--- STATED TASK ---
Look at each line of the records and count those with "Calculated" in them. Please answer with the count alone.
--- Begin RECORDED INFORMATION ---
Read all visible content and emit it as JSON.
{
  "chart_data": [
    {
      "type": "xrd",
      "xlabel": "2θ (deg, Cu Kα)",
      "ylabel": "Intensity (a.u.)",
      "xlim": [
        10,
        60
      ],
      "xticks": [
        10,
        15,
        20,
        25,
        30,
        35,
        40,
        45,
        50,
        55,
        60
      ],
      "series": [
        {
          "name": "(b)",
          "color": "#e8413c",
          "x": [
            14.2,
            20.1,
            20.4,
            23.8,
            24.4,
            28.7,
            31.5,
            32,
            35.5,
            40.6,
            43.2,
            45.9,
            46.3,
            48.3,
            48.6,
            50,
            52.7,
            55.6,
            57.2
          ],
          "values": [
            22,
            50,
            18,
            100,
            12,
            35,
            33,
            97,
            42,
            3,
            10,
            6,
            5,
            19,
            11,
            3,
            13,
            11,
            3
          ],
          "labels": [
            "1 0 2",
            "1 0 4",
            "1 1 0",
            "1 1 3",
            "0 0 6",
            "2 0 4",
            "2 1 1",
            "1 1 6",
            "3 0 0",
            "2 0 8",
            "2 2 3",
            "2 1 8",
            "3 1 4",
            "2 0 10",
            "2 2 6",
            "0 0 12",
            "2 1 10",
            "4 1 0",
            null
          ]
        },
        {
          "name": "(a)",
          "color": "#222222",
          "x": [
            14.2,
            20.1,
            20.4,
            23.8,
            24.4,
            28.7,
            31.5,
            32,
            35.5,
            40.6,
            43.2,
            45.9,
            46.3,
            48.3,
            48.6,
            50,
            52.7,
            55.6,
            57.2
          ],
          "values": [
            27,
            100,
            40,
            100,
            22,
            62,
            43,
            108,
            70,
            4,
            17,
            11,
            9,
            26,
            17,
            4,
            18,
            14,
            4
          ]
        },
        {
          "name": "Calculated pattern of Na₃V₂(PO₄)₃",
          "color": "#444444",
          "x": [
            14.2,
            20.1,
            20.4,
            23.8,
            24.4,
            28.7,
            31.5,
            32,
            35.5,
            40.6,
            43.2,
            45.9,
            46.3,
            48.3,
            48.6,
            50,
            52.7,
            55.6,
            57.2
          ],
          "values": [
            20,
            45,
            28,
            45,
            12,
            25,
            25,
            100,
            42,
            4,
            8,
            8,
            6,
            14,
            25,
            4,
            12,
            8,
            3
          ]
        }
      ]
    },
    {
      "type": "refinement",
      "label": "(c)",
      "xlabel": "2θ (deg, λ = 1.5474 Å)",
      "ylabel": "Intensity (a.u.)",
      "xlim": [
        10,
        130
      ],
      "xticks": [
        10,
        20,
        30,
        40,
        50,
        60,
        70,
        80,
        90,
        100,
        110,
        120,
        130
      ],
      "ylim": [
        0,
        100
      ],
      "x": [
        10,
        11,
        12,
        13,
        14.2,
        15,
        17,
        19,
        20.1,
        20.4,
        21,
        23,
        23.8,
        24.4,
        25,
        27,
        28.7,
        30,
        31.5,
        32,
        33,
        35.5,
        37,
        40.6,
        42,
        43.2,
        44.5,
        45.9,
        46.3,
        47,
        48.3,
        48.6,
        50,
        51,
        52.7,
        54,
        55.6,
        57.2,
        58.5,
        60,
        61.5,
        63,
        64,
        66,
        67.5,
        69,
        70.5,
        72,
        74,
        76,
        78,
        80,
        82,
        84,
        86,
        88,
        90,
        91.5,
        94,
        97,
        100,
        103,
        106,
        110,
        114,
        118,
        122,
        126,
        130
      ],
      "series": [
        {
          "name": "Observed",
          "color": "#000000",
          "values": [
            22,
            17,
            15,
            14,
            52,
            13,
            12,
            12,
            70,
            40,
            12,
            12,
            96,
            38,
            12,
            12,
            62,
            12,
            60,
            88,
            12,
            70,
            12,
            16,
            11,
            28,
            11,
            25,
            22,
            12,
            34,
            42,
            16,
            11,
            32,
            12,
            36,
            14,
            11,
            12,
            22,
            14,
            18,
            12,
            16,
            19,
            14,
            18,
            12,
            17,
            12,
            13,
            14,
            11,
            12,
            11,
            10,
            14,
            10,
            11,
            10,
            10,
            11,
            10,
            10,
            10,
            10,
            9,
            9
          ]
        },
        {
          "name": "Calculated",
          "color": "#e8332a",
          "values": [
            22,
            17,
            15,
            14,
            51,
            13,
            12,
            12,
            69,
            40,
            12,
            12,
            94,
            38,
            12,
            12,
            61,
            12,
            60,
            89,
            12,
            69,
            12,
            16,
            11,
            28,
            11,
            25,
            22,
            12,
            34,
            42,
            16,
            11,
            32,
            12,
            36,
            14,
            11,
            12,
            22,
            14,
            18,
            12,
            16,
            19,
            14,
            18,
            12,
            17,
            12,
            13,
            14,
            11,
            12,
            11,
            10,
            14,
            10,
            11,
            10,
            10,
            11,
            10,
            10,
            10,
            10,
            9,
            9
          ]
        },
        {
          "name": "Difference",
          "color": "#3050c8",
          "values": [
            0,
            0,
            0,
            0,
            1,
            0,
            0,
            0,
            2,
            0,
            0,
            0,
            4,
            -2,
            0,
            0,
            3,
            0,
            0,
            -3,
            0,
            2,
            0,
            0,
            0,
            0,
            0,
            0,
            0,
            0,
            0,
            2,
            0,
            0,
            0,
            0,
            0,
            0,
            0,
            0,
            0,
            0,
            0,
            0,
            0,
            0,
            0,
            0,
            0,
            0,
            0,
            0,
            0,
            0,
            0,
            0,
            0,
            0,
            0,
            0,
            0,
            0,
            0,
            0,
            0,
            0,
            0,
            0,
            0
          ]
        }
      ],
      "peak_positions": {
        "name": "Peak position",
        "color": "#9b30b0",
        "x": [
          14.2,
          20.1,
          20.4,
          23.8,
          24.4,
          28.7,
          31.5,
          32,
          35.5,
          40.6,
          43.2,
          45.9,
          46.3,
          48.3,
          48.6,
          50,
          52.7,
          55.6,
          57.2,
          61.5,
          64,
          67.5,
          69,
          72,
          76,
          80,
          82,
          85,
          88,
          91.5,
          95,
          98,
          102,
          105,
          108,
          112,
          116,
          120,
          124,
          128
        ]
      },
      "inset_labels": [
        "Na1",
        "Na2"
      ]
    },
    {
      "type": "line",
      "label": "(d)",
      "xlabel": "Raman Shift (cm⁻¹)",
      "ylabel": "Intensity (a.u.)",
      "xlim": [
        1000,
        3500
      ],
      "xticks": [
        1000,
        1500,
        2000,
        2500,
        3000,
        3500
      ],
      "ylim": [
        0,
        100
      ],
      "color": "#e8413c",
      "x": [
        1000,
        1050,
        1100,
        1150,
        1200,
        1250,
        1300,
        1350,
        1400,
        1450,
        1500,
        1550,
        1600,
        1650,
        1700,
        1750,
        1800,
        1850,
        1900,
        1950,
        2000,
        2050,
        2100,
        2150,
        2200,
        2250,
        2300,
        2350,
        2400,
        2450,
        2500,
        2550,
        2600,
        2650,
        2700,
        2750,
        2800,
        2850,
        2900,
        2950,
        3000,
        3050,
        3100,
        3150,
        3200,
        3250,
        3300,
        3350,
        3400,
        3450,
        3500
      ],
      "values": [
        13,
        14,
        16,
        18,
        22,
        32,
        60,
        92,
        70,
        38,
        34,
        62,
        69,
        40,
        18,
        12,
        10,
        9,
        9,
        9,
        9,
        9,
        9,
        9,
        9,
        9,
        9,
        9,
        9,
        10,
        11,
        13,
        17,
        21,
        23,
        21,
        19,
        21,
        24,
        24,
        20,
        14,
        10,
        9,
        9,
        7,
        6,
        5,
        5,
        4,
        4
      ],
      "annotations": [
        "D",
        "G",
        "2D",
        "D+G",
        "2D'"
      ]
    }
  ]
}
--- End RECORDED INFORMATION ---
--- SOLUTION BELOW ---
2